** Work to complete **
Which lines contain the string "室内混响时间测量规范"? Please list every one of them.

....

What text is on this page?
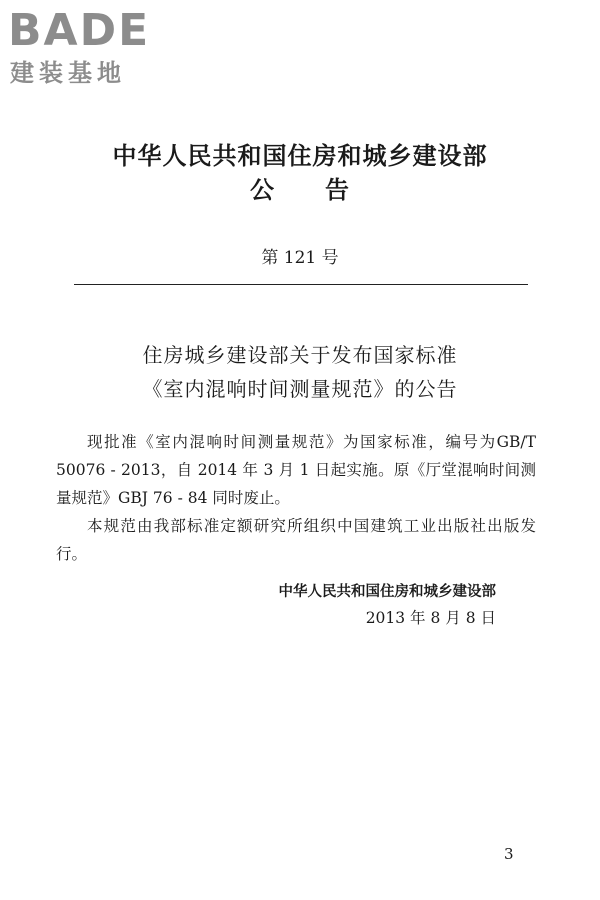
BADE
建装基地
中华人民共和国住房和城乡建设部
公　　告
第 121 号
住房城乡建设部关于发布国家标准
《室内混响时间测量规范》的公告

现批准《室内混响时间测量规范》为国家标准，编号为GB/T 50076 - 2013，自 2014 年 3 月 1 日起实施。原《厅堂混响时间测量规范》GBJ 76 - 84 同时废止。

本规范由我部标准定额研究所组织中国建筑工业出版社出版发行。

中华人民共和国住房和城乡建设部
2013 年 8 月 8 日
3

....

** Exercise result **
《室内混响时间测量规范》的公告
现批准《室内混响时间测量规范》为国家标准，编号为GB/T 50076 - 2013，自 2014 年 3 月 1 日起实施。原《厅堂混响时间测量规范》GBJ 76 - 84 同时废止。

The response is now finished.